>> Start Exercise inputs

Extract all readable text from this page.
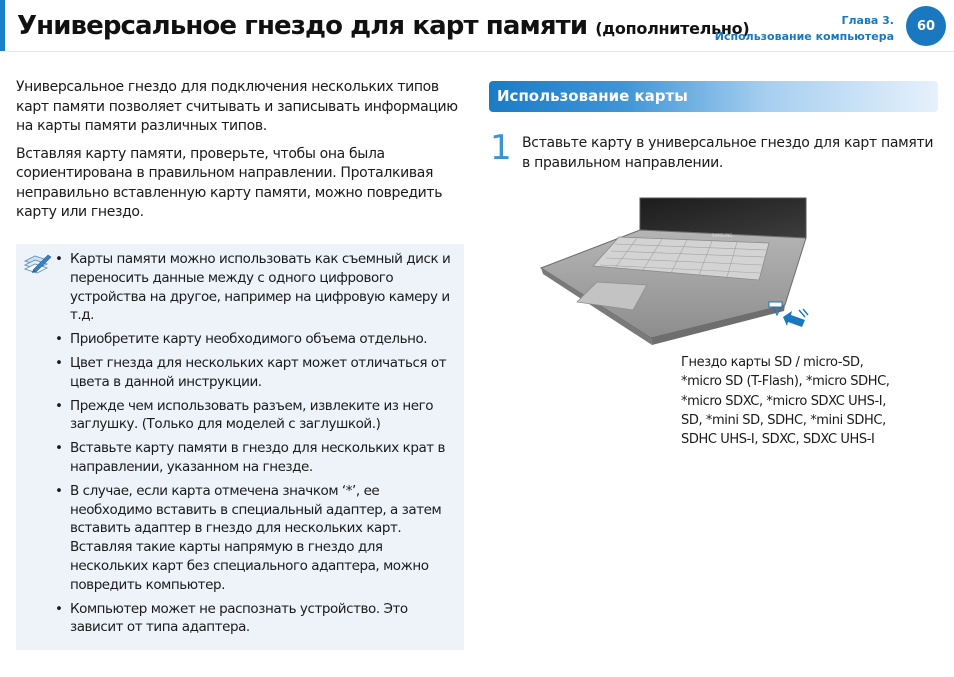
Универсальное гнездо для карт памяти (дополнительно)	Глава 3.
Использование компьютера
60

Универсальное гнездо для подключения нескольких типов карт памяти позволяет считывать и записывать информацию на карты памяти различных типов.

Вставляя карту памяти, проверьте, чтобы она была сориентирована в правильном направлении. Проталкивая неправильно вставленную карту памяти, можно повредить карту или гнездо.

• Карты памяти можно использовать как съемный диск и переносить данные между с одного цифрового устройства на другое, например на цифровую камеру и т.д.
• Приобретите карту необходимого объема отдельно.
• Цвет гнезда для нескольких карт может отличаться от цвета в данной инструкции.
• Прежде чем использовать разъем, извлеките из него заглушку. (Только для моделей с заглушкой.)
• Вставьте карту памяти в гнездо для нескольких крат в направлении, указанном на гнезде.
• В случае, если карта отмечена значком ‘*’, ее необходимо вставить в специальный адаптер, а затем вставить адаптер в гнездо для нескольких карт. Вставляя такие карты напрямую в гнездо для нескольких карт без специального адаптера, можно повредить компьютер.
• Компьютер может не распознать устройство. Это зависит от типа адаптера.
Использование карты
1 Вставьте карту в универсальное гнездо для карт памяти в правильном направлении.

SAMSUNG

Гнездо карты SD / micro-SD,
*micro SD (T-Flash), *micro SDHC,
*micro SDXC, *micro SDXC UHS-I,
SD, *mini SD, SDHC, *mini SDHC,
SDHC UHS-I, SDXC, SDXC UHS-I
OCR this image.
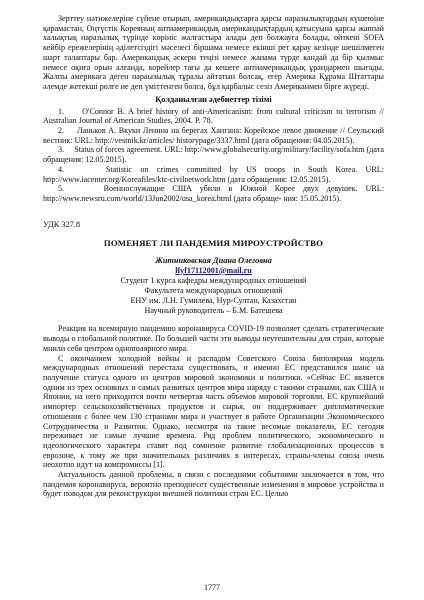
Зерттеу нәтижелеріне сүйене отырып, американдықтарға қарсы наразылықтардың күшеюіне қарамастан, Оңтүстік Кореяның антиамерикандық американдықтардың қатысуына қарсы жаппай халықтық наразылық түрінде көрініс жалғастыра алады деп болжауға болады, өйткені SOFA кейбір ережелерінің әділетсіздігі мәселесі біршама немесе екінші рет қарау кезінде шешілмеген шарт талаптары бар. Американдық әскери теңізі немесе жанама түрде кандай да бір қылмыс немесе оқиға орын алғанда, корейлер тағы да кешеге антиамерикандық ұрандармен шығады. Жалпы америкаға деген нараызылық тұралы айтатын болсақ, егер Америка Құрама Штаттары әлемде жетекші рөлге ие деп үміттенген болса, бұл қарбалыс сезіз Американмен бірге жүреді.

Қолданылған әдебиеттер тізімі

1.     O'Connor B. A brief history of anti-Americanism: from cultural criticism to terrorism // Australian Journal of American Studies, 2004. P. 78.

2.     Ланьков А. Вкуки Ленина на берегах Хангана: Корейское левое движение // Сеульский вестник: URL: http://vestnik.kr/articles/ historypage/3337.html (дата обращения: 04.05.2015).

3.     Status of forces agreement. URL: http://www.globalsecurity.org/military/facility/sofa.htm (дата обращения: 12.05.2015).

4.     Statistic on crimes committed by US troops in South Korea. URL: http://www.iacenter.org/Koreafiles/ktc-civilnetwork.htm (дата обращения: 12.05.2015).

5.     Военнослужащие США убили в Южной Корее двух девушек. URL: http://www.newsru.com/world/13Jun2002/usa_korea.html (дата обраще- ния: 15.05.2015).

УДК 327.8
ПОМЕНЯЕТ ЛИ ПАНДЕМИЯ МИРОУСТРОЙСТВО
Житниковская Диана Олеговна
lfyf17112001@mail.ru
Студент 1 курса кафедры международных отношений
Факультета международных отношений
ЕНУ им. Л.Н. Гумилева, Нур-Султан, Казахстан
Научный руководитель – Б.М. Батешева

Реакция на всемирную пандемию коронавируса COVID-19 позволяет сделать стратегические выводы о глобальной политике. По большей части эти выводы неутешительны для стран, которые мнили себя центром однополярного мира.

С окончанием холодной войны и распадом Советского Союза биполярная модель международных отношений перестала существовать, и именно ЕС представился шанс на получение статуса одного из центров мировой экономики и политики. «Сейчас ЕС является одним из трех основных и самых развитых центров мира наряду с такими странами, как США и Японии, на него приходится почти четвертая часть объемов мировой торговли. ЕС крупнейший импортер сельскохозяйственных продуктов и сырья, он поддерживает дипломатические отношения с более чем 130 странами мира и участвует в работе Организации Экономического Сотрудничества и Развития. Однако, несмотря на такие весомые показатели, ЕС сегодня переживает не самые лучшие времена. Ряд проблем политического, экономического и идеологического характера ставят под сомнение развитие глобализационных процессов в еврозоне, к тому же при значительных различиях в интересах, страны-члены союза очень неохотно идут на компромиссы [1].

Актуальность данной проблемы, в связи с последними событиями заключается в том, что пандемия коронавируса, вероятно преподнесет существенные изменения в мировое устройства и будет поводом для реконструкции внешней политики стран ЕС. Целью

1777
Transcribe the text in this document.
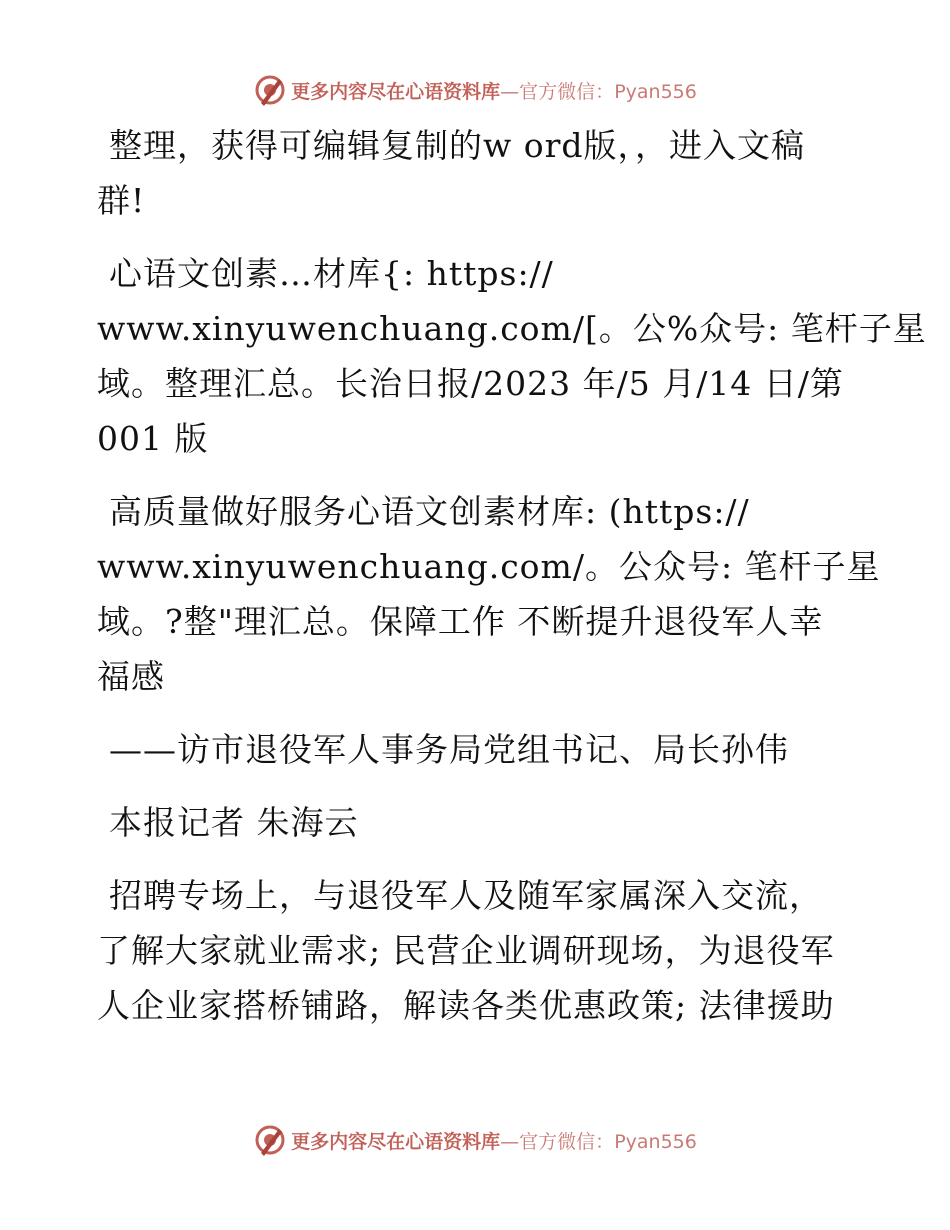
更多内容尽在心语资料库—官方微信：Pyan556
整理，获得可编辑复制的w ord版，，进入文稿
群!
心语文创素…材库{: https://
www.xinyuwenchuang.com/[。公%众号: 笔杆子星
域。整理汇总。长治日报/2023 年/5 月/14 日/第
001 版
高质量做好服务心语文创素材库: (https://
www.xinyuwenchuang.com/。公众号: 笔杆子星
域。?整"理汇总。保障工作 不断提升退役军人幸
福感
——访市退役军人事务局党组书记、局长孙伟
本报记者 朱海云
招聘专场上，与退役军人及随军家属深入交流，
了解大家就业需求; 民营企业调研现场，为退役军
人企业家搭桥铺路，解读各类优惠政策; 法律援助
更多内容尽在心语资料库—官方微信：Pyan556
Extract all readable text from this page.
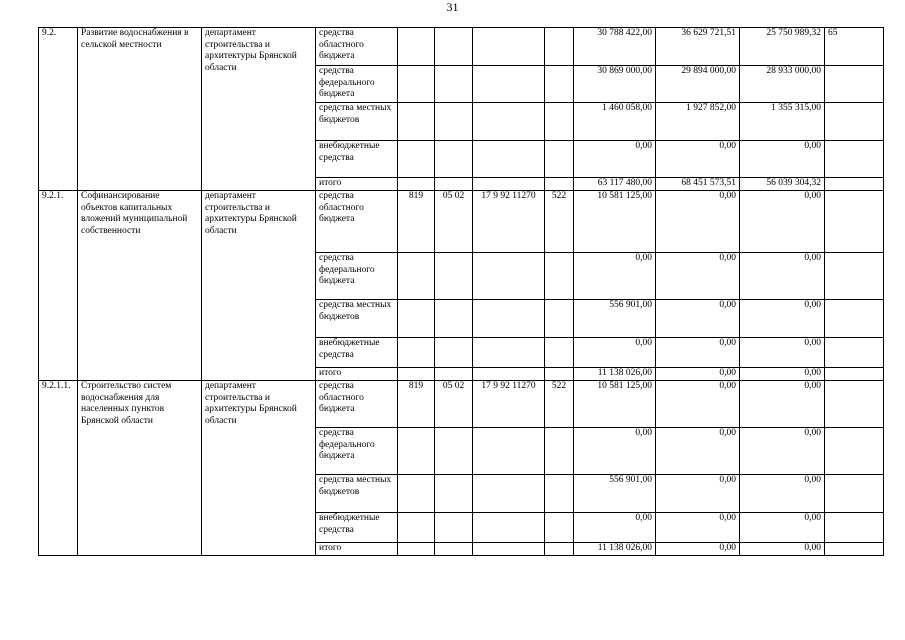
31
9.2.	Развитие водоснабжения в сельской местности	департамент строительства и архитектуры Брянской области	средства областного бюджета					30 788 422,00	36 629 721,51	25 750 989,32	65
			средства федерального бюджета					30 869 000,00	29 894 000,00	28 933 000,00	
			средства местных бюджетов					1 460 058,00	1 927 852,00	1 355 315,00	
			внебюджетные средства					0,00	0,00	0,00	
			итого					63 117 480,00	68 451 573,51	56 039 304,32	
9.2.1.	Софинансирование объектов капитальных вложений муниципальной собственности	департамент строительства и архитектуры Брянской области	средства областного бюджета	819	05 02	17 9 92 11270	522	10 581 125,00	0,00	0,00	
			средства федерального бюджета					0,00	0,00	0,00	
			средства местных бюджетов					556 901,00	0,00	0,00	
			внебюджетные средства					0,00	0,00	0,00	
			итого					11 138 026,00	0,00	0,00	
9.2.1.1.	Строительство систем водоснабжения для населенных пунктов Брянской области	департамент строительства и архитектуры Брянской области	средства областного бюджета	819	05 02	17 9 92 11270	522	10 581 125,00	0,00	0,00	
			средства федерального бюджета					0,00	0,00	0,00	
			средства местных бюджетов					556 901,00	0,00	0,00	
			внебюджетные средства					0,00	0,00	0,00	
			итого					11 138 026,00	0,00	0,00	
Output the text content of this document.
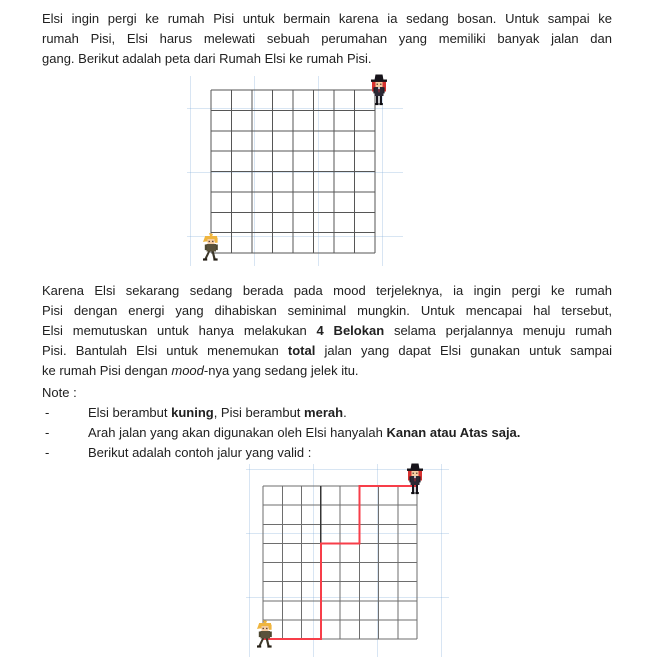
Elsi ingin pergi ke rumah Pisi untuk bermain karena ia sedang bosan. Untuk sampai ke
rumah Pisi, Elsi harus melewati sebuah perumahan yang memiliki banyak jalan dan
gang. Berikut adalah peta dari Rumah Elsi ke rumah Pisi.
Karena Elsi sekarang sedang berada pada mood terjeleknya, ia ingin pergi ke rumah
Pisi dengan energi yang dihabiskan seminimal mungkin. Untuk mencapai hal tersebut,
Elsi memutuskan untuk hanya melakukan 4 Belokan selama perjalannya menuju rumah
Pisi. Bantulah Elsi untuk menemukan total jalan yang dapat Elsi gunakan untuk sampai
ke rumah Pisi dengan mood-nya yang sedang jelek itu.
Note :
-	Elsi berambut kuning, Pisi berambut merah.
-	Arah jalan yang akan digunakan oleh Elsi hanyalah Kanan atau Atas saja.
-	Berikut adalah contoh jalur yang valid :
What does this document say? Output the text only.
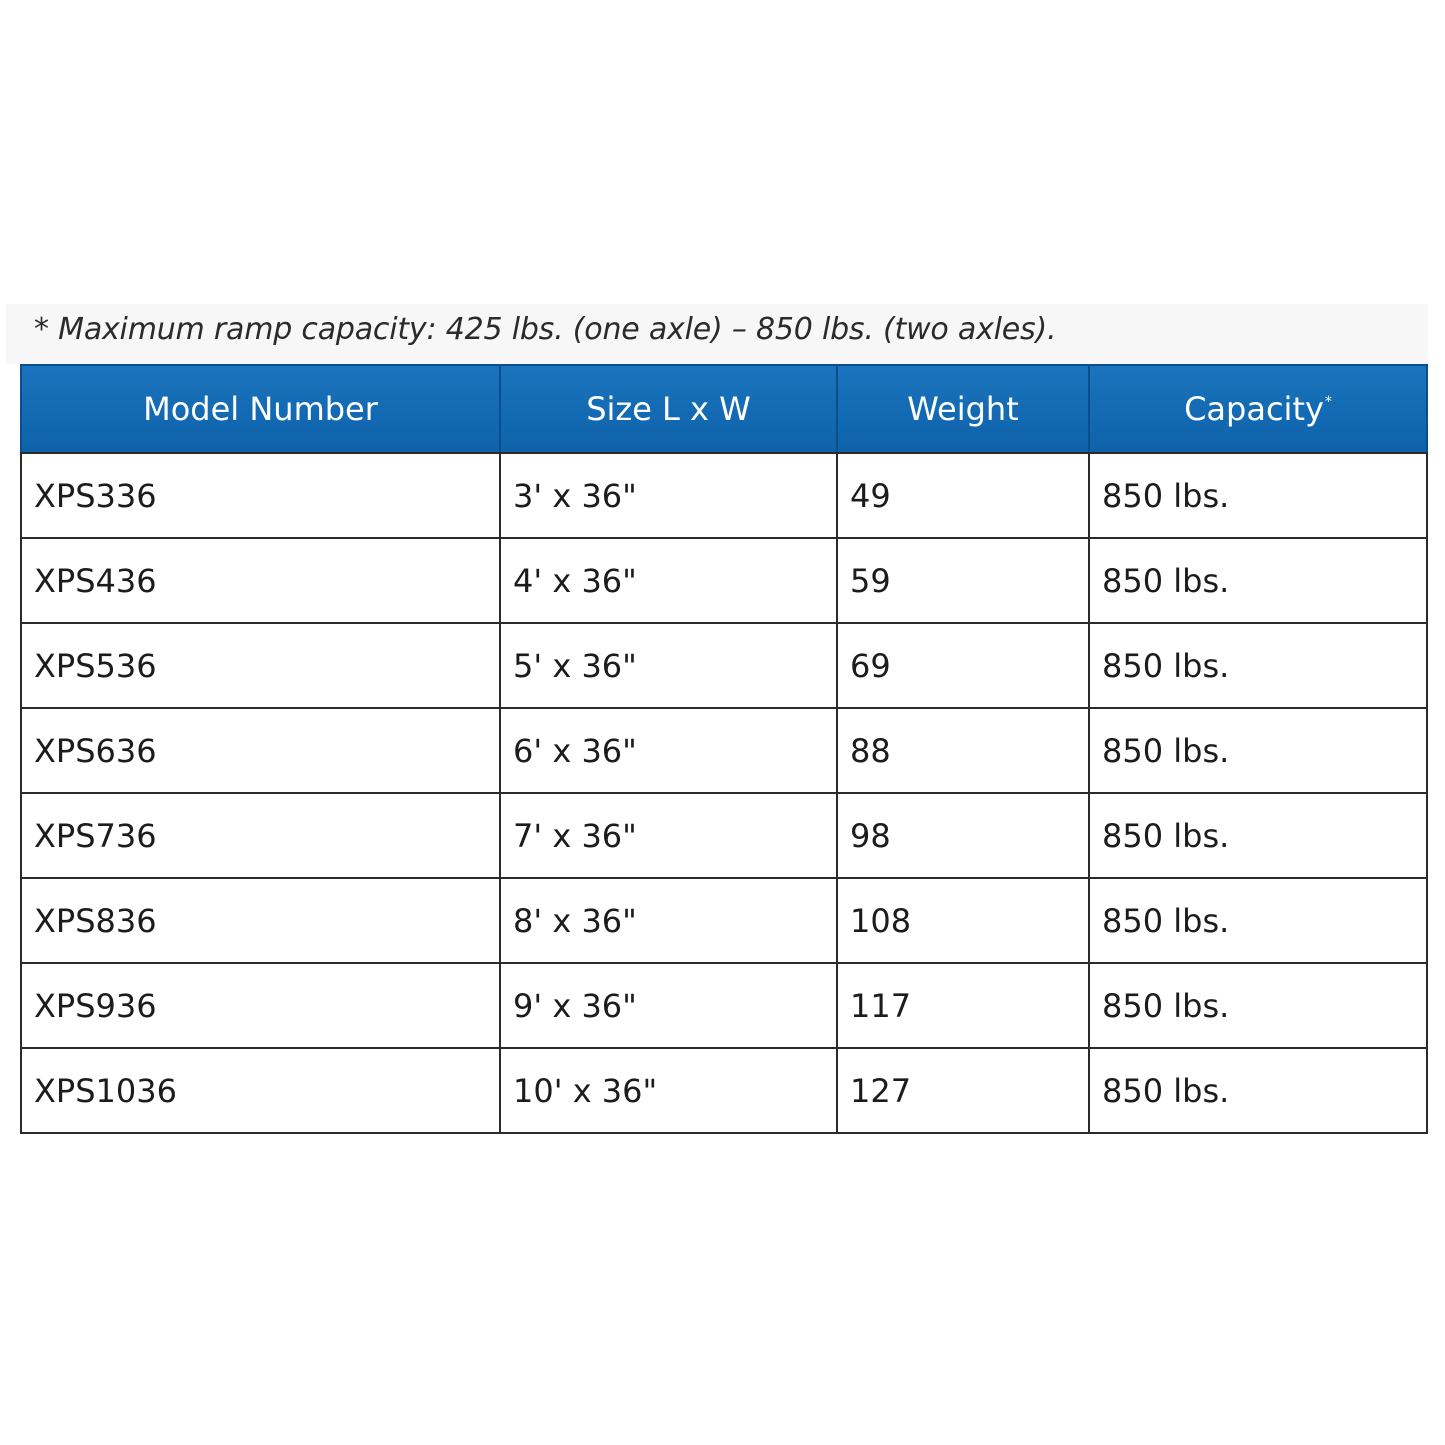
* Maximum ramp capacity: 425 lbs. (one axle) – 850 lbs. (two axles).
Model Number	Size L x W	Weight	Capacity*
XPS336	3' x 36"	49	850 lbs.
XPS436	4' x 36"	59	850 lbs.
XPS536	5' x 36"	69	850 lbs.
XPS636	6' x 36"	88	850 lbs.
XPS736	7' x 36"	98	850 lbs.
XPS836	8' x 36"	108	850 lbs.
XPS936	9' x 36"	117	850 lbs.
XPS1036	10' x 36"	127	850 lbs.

>> End Exercise inputs

> [Task statement]
Report every line in the data above in which the word "Elsi" appears.

> [Written answer]
Elsi ingin pergi ke rumah Pisi untuk bermain karena ia sedang bosan. Untuk sampai ke
rumah Pisi, Elsi harus melewati sebuah perumahan yang memiliki banyak jalan dan
gang. Berikut adalah peta dari Rumah Elsi ke rumah Pisi.
Karena Elsi sekarang sedang berada pada mood terjeleknya, ia ingin pergi ke rumah
Elsi memutuskan untuk hanya melakukan 4 Belokan selama perjalannya menuju rumah
Pisi. Bantulah Elsi untuk menemukan total jalan yang dapat Elsi gunakan untuk sampai
-	Elsi berambut kuning, Pisi berambut merah.
-	Arah jalan yang akan digunakan oleh Elsi hanyalah Kanan atau Atas saja.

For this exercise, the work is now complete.